---------- Data supplied ----------

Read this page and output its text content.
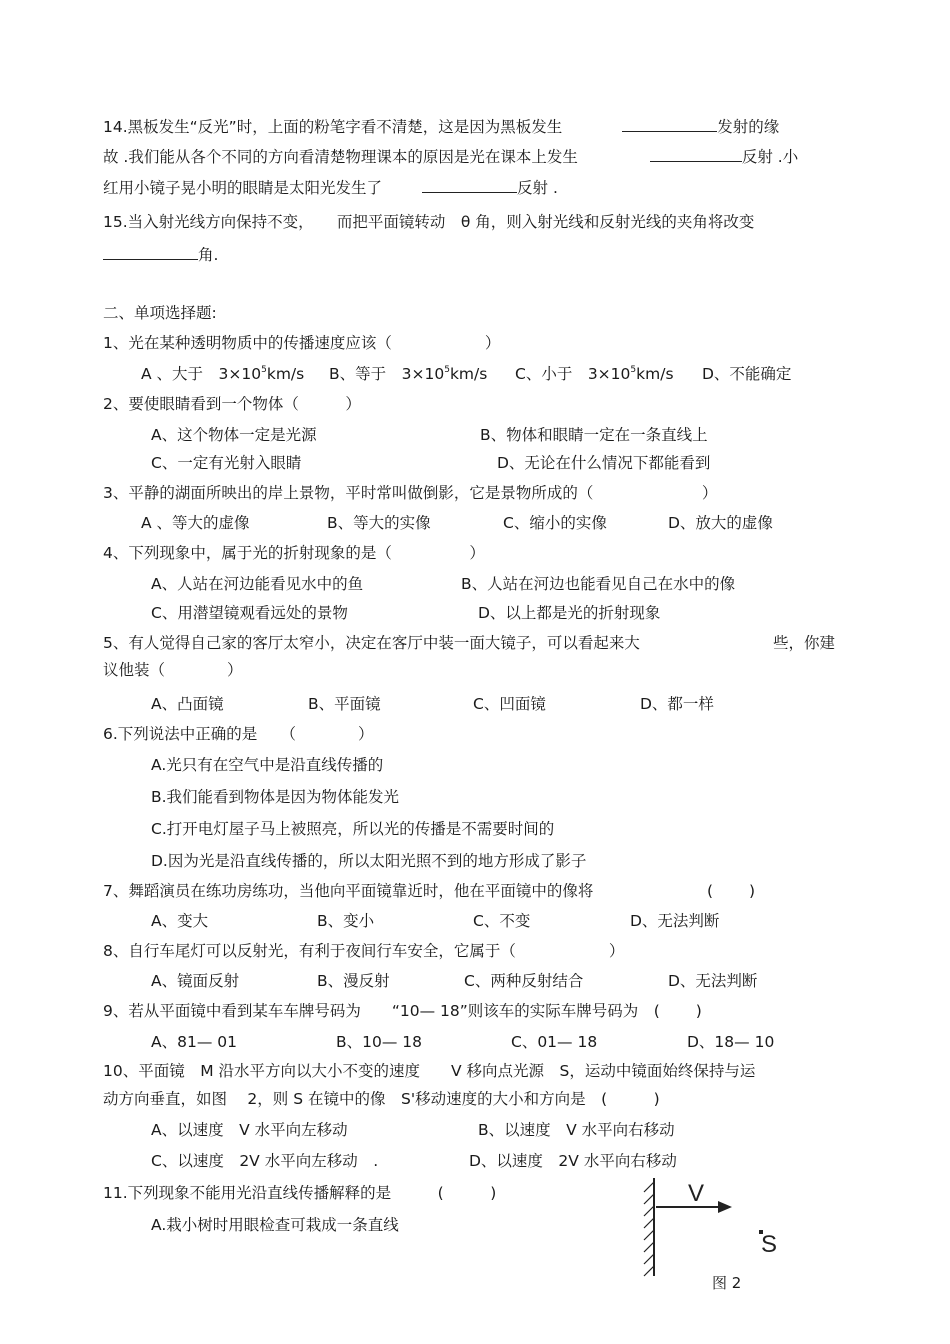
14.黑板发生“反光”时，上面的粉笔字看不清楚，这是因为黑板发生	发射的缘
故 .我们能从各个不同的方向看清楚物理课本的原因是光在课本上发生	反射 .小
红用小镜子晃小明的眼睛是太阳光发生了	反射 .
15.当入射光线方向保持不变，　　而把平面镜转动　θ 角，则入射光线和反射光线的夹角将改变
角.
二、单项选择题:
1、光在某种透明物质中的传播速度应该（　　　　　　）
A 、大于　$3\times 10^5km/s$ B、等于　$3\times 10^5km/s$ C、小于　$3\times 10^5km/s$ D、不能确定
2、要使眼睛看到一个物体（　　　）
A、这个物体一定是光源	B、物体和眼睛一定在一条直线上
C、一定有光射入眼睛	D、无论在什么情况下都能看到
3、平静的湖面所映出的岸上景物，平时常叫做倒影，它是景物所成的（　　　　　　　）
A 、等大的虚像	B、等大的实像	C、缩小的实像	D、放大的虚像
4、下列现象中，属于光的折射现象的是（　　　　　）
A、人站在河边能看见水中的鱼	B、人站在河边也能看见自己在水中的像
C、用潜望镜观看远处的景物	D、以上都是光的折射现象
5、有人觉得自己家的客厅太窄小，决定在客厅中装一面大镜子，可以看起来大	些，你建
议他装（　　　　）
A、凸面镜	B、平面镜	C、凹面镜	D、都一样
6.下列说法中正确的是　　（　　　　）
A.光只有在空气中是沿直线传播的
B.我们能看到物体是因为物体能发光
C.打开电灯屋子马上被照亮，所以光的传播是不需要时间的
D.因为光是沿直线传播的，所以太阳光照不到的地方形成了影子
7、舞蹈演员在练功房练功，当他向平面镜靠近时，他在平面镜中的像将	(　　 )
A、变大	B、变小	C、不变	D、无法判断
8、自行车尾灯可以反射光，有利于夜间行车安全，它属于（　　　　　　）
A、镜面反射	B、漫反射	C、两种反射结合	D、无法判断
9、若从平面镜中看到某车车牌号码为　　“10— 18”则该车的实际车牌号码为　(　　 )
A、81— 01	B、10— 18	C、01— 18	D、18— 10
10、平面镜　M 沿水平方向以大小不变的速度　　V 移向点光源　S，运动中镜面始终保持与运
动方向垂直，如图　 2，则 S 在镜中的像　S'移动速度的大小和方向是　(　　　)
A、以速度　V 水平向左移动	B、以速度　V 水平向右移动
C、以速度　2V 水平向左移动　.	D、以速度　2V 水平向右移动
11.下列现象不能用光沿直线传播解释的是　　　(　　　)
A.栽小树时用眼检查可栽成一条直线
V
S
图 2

----------

▸ Written exercise: Write out the records above exactly as they appear, leaving out any pictures.

▸ Output:
Read this page and output its text content.
14.黑板发生“反光”时，上面的粉笔字看不清楚，这是因为黑板发生	发射的缘
故 .我们能从各个不同的方向看清楚物理课本的原因是光在课本上发生	反射 .小
红用小镜子晃小明的眼睛是太阳光发生了	反射 .
15.当入射光线方向保持不变，　　而把平面镜转动　θ 角，则入射光线和反射光线的夹角将改变
角.
二、单项选择题:
1、光在某种透明物质中的传播速度应该（　　　　　　）
A 、大于　$3\times 10^5km/s$ B、等于　$3\times 10^5km/s$ C、小于　$3\times 10^5km/s$ D、不能确定
2、要使眼睛看到一个物体（　　　）
A、这个物体一定是光源	B、物体和眼睛一定在一条直线上
C、一定有光射入眼睛	D、无论在什么情况下都能看到
3、平静的湖面所映出的岸上景物，平时常叫做倒影，它是景物所成的（　　　　　　　）
A 、等大的虚像	B、等大的实像	C、缩小的实像	D、放大的虚像
4、下列现象中，属于光的折射现象的是（　　　　　）
A、人站在河边能看见水中的鱼	B、人站在河边也能看见自己在水中的像
C、用潜望镜观看远处的景物	D、以上都是光的折射现象
5、有人觉得自己家的客厅太窄小，决定在客厅中装一面大镜子，可以看起来大	些，你建
议他装（　　　　）
A、凸面镜	B、平面镜	C、凹面镜	D、都一样
6.下列说法中正确的是　　（　　　　）
A.光只有在空气中是沿直线传播的
B.我们能看到物体是因为物体能发光
C.打开电灯屋子马上被照亮，所以光的传播是不需要时间的
D.因为光是沿直线传播的，所以太阳光照不到的地方形成了影子
7、舞蹈演员在练功房练功，当他向平面镜靠近时，他在平面镜中的像将	(　　 )
A、变大	B、变小	C、不变	D、无法判断
8、自行车尾灯可以反射光，有利于夜间行车安全，它属于（　　　　　　）
A、镜面反射	B、漫反射	C、两种反射结合	D、无法判断
9、若从平面镜中看到某车车牌号码为　　“10— 18”则该车的实际车牌号码为　(　　 )
A、81— 01	B、10— 18	C、01— 18	D、18— 10
10、平面镜　M 沿水平方向以大小不变的速度　　V 移向点光源　S，运动中镜面始终保持与运
动方向垂直，如图　 2，则 S 在镜中的像　S'移动速度的大小和方向是　(　　　)
A、以速度　V 水平向左移动	B、以速度　V 水平向右移动
C、以速度　2V 水平向左移动　.	D、以速度　2V 水平向右移动
11.下列现象不能用光沿直线传播解释的是　　　(　　　)
A.栽小树时用眼检查可栽成一条直线
V
S
图 2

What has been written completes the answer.